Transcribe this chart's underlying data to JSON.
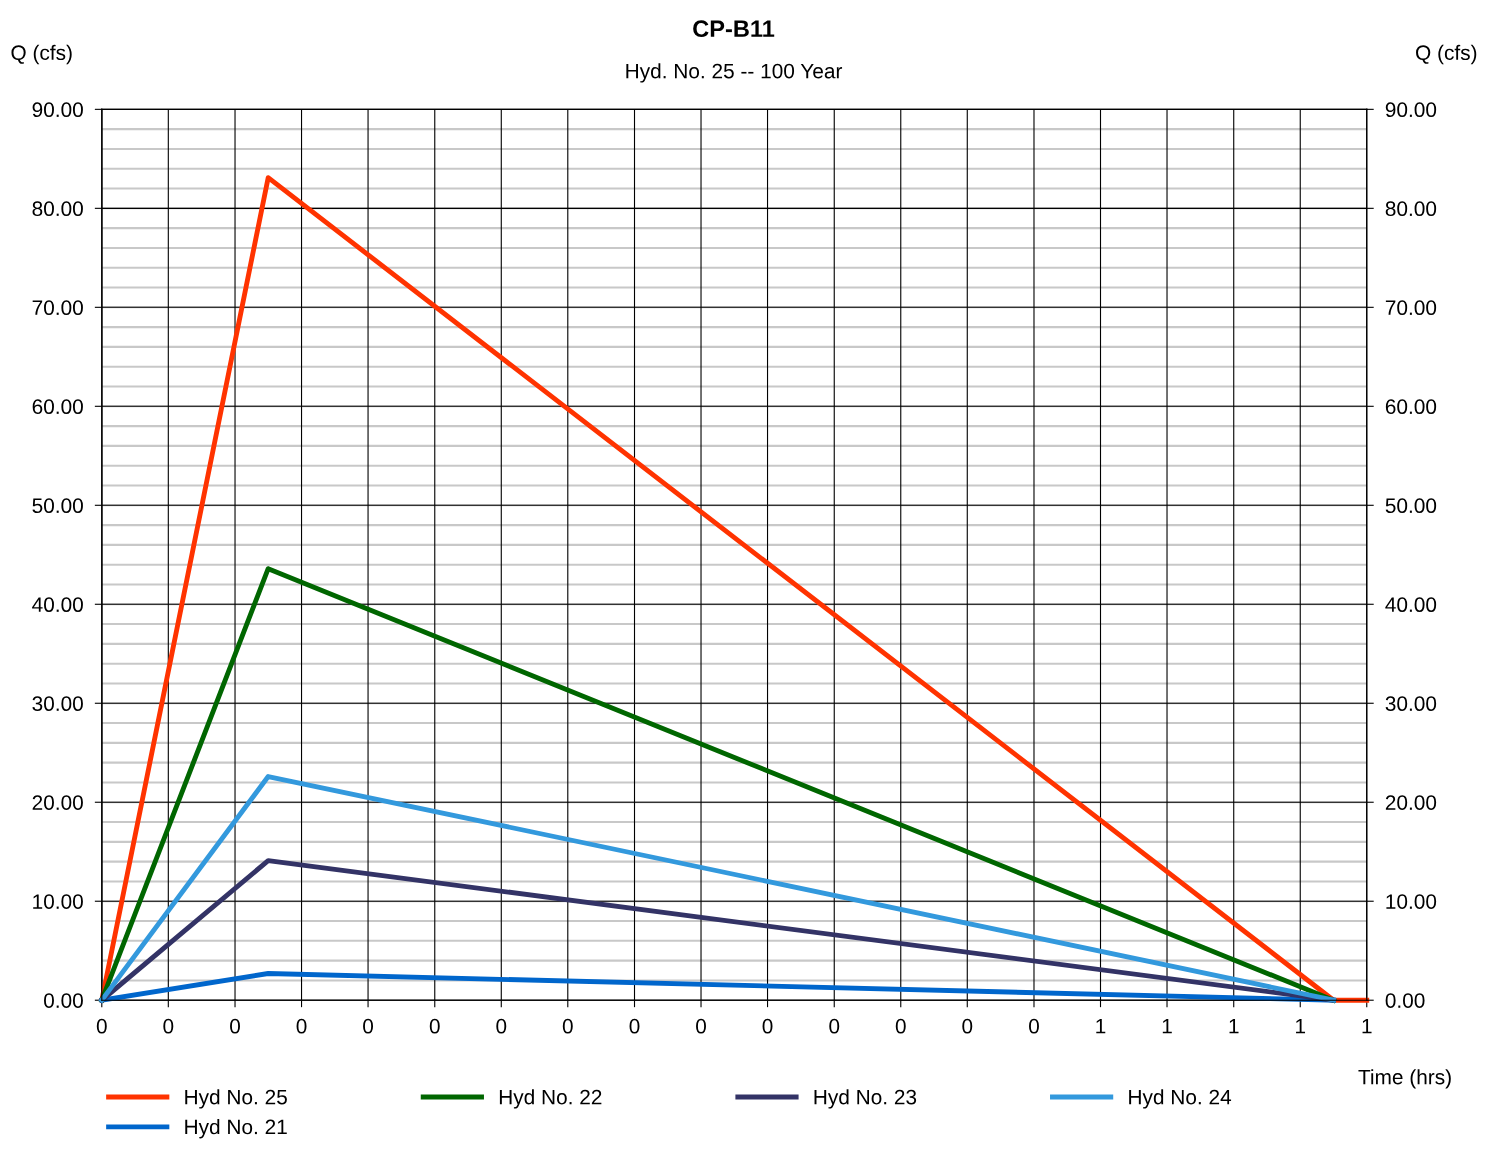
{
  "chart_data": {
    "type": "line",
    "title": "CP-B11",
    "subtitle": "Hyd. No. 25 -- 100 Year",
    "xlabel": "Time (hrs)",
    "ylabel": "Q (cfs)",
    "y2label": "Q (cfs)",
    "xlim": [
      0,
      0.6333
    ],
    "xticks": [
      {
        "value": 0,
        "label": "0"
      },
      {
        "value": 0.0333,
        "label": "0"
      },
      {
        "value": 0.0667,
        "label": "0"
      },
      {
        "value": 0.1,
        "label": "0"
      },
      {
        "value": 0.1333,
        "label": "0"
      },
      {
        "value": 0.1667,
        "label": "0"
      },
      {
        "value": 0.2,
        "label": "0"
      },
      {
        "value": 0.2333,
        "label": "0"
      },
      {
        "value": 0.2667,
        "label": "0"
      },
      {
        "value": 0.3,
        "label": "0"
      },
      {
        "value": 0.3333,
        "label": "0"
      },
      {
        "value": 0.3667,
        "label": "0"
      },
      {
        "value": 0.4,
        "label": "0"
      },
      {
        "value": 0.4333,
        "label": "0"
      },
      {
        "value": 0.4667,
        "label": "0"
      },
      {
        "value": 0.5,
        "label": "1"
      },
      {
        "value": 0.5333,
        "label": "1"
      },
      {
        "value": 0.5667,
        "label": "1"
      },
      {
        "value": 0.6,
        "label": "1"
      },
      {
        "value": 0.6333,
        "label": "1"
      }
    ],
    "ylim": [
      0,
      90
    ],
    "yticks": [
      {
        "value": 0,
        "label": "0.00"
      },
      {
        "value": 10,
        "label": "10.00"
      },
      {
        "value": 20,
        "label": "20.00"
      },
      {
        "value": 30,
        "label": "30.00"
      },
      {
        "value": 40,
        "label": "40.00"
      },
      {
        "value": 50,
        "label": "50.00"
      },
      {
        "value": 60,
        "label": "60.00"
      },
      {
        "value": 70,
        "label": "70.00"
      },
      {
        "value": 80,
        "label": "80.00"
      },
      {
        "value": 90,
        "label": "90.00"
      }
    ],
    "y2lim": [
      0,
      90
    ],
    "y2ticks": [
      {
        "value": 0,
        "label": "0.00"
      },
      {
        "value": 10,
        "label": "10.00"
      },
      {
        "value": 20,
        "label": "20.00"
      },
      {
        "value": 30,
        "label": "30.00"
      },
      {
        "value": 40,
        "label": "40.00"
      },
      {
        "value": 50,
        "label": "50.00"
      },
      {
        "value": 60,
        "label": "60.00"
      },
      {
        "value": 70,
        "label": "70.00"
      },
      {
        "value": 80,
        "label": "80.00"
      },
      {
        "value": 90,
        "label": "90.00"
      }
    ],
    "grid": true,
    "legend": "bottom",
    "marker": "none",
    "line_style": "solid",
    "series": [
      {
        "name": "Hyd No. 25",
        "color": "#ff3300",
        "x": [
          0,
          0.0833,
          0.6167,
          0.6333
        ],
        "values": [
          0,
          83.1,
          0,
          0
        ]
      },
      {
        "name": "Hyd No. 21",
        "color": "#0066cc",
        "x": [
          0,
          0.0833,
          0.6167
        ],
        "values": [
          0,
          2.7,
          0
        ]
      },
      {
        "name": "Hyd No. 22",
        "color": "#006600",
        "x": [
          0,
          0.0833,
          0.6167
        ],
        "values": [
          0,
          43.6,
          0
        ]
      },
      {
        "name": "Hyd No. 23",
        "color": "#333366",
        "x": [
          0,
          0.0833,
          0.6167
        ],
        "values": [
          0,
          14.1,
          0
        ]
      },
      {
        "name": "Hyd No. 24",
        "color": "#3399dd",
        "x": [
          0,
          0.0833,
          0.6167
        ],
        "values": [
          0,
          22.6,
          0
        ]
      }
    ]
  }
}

+++++

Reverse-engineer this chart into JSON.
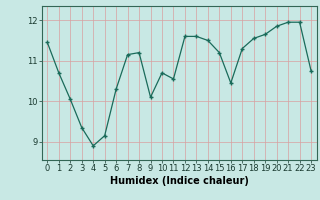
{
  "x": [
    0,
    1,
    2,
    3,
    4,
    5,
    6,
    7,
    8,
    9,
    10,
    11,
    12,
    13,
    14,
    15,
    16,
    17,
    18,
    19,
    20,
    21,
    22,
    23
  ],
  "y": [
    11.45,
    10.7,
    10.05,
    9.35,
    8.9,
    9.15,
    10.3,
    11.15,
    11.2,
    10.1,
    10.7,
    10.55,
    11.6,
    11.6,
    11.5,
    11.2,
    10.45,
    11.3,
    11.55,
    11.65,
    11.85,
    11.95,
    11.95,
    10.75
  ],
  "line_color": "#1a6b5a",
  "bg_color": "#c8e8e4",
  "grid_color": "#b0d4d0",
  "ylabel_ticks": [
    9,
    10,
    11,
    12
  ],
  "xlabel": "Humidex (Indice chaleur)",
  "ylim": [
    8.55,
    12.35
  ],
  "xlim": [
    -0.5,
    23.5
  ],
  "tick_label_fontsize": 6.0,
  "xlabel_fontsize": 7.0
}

+++++

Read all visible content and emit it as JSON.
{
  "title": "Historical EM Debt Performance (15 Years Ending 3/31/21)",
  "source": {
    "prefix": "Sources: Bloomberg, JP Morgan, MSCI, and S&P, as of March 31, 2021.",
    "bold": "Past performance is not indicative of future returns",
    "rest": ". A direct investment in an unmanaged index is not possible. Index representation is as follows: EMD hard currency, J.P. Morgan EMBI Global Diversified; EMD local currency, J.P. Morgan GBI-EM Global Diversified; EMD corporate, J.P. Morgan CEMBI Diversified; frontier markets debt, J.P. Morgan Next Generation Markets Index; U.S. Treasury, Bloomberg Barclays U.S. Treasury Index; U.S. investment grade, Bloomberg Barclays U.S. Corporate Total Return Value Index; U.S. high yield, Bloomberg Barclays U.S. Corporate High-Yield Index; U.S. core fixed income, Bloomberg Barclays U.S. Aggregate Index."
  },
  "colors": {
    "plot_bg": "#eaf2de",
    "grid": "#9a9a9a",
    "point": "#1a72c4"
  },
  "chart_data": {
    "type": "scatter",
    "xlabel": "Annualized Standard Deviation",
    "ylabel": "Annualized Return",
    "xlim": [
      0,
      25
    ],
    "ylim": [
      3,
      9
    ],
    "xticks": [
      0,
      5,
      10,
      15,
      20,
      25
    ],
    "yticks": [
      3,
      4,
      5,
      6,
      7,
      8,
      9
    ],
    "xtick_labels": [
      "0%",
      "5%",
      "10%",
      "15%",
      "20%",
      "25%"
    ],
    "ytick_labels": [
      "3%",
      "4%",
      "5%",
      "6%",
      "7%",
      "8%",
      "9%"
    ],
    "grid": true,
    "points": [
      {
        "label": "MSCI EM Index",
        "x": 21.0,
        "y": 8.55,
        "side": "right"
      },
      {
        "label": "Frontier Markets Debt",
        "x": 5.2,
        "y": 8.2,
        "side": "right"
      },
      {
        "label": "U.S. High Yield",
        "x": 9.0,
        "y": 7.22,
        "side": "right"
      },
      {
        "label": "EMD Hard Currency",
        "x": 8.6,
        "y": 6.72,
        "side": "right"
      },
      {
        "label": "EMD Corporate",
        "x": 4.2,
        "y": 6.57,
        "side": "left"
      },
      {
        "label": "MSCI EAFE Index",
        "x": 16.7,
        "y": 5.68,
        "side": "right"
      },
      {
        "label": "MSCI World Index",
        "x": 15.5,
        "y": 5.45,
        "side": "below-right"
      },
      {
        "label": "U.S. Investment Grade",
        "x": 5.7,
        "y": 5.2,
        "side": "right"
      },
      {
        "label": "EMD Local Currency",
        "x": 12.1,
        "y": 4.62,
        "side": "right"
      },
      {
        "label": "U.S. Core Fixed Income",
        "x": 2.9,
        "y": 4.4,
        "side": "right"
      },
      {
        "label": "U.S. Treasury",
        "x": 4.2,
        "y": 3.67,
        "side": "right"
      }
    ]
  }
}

+++++

What the task requires: Extract all lines from the data in which "High" is found.

Result of the exercise:
    "rest": ". A direct investment in an unmanaged index is not possible. Index representation is as follows: EMD hard currency, J.P. Morgan EMBI Global Diversified; EMD local currency, J.P. Morgan GBI-EM Global Diversified; EMD corporate, J.P. Morgan CEMBI Diversified; frontier markets debt, J.P. Morgan Next Generation Markets Index; U.S. Treasury, Bloomberg Barclays U.S. Treasury Index; U.S. investment grade, Bloomberg Barclays U.S. Corporate Total Return Value Index; U.S. high yield, Bloomberg Barclays U.S. Corporate High-Yield Index; U.S. core fixed income, Bloomberg Barclays U.S. Aggregate Index."
        "label": "U.S. High Yield",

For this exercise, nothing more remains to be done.